(Data extracted from a collection)
-- Start --

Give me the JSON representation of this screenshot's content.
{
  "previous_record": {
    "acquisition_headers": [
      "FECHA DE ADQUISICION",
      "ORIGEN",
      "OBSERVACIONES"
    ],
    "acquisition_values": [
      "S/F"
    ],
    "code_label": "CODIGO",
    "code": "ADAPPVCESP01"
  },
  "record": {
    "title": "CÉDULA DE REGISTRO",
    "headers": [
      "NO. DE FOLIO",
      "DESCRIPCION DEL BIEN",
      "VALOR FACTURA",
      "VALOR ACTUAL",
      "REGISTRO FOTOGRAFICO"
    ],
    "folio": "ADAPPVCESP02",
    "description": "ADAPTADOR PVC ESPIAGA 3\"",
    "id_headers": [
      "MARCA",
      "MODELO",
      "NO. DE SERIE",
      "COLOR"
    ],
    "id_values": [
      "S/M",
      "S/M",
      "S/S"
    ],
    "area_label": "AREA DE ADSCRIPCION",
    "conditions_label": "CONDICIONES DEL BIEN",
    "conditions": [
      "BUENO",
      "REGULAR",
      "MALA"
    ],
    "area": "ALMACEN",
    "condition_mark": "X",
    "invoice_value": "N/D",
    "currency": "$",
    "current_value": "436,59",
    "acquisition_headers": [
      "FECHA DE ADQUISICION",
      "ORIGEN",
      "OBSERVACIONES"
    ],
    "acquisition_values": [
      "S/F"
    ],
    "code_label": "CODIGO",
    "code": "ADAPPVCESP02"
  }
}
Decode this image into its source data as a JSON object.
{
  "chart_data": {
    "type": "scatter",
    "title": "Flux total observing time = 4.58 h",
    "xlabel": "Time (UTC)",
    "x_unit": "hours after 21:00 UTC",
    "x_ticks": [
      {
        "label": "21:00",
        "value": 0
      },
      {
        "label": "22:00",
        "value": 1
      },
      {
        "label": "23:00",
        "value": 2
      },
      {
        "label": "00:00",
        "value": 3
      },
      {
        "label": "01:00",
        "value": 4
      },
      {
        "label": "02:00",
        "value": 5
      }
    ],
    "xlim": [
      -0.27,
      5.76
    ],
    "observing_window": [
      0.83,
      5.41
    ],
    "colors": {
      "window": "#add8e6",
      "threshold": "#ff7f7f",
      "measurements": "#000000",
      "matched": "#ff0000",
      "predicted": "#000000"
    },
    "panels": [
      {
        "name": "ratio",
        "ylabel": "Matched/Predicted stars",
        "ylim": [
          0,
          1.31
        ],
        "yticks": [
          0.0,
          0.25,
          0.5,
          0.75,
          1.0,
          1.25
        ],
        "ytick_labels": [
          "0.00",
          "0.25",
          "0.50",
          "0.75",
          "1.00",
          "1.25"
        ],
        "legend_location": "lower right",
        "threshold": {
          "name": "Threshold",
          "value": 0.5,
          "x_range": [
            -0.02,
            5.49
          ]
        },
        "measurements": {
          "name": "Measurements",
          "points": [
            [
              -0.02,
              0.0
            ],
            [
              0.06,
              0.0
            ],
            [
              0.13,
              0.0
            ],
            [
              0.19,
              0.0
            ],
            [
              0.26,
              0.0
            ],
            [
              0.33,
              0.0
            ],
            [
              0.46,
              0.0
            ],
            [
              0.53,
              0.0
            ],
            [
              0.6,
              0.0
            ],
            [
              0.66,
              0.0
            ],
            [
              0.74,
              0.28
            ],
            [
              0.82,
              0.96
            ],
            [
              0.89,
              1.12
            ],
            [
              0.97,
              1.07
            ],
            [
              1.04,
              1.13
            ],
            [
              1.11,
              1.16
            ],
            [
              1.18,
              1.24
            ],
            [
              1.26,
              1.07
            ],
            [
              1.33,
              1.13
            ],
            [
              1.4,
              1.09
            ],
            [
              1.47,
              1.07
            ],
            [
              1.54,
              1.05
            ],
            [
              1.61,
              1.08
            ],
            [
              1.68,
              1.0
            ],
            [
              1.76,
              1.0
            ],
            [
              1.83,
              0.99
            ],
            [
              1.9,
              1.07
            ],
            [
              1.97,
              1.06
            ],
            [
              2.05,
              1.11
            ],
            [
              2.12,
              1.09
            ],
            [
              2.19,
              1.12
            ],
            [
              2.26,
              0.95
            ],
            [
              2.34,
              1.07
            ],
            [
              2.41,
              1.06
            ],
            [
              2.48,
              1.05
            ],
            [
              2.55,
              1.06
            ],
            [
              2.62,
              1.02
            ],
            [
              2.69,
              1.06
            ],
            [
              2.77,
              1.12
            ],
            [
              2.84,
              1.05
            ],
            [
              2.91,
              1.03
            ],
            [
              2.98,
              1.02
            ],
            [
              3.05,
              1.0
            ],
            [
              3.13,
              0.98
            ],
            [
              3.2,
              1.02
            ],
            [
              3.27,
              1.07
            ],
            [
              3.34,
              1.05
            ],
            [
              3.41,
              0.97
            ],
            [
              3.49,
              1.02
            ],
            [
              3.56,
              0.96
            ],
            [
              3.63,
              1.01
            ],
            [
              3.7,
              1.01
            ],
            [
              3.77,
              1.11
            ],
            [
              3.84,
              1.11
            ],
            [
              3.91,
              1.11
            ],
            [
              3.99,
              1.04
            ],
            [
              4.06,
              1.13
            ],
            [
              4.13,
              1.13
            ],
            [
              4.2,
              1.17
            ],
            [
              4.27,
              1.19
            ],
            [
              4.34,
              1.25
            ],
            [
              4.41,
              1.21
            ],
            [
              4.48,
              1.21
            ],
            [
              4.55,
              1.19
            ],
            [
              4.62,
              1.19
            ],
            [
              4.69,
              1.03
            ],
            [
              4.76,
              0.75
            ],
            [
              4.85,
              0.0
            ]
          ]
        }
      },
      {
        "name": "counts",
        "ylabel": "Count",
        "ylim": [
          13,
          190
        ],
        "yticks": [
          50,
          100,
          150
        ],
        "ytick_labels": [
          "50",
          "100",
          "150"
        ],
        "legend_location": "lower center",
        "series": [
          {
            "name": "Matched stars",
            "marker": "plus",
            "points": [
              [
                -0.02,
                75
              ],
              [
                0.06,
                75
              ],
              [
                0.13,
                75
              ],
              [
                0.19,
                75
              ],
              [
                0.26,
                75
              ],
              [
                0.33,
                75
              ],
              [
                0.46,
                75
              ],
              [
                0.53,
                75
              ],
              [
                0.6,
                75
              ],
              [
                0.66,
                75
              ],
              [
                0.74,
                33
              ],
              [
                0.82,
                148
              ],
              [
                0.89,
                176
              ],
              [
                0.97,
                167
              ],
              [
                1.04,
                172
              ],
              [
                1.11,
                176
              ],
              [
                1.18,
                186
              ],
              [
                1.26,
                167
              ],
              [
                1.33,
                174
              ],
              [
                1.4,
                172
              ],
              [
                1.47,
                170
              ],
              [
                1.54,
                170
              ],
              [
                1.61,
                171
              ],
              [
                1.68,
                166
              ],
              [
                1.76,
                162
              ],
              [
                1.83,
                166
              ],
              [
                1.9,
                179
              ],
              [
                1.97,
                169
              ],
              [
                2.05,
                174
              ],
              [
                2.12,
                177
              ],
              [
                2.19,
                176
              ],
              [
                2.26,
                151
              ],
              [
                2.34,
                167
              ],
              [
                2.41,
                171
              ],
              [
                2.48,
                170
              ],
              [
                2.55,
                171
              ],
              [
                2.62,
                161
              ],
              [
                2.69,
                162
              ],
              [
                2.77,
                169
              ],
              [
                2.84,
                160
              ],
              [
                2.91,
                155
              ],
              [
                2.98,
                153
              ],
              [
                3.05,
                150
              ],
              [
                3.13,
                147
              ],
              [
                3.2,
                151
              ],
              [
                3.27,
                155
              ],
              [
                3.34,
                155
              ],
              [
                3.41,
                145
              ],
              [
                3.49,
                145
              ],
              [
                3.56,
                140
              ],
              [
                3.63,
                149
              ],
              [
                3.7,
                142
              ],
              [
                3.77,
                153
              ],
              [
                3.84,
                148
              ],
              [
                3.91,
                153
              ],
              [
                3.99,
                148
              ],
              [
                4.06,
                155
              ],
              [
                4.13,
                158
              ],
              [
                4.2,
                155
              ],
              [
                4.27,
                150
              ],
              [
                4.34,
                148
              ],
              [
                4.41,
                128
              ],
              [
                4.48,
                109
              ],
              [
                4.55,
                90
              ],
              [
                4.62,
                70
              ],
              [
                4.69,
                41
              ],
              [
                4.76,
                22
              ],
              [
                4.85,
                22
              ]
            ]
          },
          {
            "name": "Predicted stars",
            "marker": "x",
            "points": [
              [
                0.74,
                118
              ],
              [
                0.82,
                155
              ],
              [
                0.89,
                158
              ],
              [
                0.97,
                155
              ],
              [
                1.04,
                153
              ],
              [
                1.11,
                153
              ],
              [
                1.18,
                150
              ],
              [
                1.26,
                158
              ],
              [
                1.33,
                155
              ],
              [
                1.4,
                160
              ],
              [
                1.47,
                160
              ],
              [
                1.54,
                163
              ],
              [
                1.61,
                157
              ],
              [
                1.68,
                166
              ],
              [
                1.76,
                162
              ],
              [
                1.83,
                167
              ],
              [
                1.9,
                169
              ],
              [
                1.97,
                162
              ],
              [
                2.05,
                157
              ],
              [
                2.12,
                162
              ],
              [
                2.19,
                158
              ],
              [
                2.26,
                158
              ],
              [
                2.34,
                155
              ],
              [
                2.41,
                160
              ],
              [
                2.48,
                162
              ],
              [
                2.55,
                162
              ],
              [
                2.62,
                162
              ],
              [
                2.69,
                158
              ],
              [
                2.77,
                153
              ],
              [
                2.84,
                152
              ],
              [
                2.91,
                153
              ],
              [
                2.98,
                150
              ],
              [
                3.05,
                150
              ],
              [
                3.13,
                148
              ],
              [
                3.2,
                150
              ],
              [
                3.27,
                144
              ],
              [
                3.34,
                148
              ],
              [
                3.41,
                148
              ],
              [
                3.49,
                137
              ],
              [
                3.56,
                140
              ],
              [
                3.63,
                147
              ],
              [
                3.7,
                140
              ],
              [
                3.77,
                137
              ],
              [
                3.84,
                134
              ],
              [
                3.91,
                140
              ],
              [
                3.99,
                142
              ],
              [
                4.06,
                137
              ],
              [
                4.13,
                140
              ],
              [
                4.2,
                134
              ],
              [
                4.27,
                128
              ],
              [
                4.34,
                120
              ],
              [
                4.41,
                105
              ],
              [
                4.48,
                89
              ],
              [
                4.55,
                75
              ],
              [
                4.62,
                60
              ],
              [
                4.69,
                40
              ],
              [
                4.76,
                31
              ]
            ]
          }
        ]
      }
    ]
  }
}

-- End --

Report all lines of the data above that include the string "title".

• **RESULT OF THE EXERCISE**
    "title": "CÉDULA DE REGISTRO",
    "title": "Flux total observing time = 4.58 h",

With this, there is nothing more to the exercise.